**WHAT TO WORK ON**
Print the data that follows exactly.

START

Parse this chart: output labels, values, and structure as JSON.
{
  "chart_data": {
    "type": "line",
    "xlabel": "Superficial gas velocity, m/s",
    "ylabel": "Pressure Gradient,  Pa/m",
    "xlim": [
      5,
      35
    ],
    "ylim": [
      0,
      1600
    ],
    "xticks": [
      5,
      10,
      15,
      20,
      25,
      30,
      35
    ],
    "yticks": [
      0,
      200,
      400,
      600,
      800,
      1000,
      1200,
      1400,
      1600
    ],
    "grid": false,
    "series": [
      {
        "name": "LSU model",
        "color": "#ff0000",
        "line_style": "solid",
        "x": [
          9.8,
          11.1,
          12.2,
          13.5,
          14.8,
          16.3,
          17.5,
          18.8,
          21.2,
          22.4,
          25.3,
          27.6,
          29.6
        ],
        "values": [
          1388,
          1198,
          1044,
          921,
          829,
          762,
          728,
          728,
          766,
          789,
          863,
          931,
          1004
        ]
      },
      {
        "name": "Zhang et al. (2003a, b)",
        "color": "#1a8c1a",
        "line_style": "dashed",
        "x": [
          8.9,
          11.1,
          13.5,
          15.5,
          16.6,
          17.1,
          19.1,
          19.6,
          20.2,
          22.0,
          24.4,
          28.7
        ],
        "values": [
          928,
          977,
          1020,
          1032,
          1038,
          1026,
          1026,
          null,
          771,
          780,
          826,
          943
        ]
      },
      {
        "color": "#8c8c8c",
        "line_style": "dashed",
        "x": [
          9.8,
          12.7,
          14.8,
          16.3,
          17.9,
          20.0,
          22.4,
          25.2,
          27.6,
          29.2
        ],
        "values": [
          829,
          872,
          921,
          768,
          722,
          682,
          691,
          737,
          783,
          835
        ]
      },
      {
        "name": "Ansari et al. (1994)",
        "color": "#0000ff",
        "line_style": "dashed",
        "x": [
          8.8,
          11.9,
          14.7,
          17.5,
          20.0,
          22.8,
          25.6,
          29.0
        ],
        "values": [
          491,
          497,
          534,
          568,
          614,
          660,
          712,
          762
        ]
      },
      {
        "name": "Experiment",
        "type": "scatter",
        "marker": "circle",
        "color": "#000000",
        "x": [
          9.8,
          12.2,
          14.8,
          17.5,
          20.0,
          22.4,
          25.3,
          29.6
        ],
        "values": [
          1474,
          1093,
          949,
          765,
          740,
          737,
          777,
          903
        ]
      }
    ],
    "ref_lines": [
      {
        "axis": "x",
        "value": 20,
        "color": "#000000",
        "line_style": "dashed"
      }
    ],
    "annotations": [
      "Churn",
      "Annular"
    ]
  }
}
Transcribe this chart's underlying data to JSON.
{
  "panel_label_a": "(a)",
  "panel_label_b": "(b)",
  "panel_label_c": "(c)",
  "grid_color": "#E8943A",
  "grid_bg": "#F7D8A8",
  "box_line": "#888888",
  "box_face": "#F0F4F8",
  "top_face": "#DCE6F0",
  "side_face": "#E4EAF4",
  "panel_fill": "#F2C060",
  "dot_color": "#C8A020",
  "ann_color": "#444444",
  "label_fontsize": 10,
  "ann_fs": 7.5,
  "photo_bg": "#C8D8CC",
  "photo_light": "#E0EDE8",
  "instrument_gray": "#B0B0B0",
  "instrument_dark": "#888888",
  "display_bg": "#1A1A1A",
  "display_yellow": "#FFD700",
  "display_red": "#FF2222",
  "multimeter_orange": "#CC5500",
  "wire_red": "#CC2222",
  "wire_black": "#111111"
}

END

**EXERCISE RESPONSE**
Parse this chart: output labels, values, and structure as JSON.
{
  "chart_data": {
    "type": "line",
    "xlabel": "Superficial gas velocity, m/s",
    "ylabel": "Pressure Gradient,  Pa/m",
    "xlim": [
      5,
      35
    ],
    "ylim": [
      0,
      1600
    ],
    "xticks": [
      5,
      10,
      15,
      20,
      25,
      30,
      35
    ],
    "yticks": [
      0,
      200,
      400,
      600,
      800,
      1000,
      1200,
      1400,
      1600
    ],
    "grid": false,
    "series": [
      {
        "name": "LSU model",
        "color": "#ff0000",
        "line_style": "solid",
        "x": [
          9.8,
          11.1,
          12.2,
          13.5,
          14.8,
          16.3,
          17.5,
          18.8,
          21.2,
          22.4,
          25.3,
          27.6,
          29.6
        ],
        "values": [
          1388,
          1198,
          1044,
          921,
          829,
          762,
          728,
          728,
          766,
          789,
          863,
          931,
          1004
        ]
      },
      {
        "name": "Zhang et al. (2003a, b)",
        "color": "#1a8c1a",
        "line_style": "dashed",
        "x": [
          8.9,
          11.1,
          13.5,
          15.5,
          16.6,
          17.1,
          19.1,
          19.6,
          20.2,
          22.0,
          24.4,
          28.7
        ],
        "values": [
          928,
          977,
          1020,
          1032,
          1038,
          1026,
          1026,
          null,
          771,
          780,
          826,
          943
        ]
      },
      {
        "color": "#8c8c8c",
        "line_style": "dashed",
        "x": [
          9.8,
          12.7,
          14.8,
          16.3,
          17.9,
          20.0,
          22.4,
          25.2,
          27.6,
          29.2
        ],
        "values": [
          829,
          872,
          921,
          768,
          722,
          682,
          691,
          737,
          783,
          835
        ]
      },
      {
        "name": "Ansari et al. (1994)",
        "color": "#0000ff",
        "line_style": "dashed",
        "x": [
          8.8,
          11.9,
          14.7,
          17.5,
          20.0,
          22.8,
          25.6,
          29.0
        ],
        "values": [
          491,
          497,
          534,
          568,
          614,
          660,
          712,
          762
        ]
      },
      {
        "name": "Experiment",
        "type": "scatter",
        "marker": "circle",
        "color": "#000000",
        "x": [
          9.8,
          12.2,
          14.8,
          17.5,
          20.0,
          22.4,
          25.3,
          29.6
        ],
        "values": [
          1474,
          1093,
          949,
          765,
          740,
          737,
          777,
          903
        ]
      }
    ],
    "ref_lines": [
      {
        "axis": "x",
        "value": 20,
        "color": "#000000",
        "line_style": "dashed"
      }
    ],
    "annotations": [
      "Churn",
      "Annular"
    ]
  }
}
Transcribe this chart's underlying data to JSON.
{
  "panel_label_a": "(a)",
  "panel_label_b": "(b)",
  "panel_label_c": "(c)",
  "grid_color": "#E8943A",
  "grid_bg": "#F7D8A8",
  "box_line": "#888888",
  "box_face": "#F0F4F8",
  "top_face": "#DCE6F0",
  "side_face": "#E4EAF4",
  "panel_fill": "#F2C060",
  "dot_color": "#C8A020",
  "ann_color": "#444444",
  "label_fontsize": 10,
  "ann_fs": 7.5,
  "photo_bg": "#C8D8CC",
  "photo_light": "#E0EDE8",
  "instrument_gray": "#B0B0B0",
  "instrument_dark": "#888888",
  "display_bg": "#1A1A1A",
  "display_yellow": "#FFD700",
  "display_red": "#FF2222",
  "multimeter_orange": "#CC5500",
  "wire_red": "#CC2222",
  "wire_black": "#111111"
}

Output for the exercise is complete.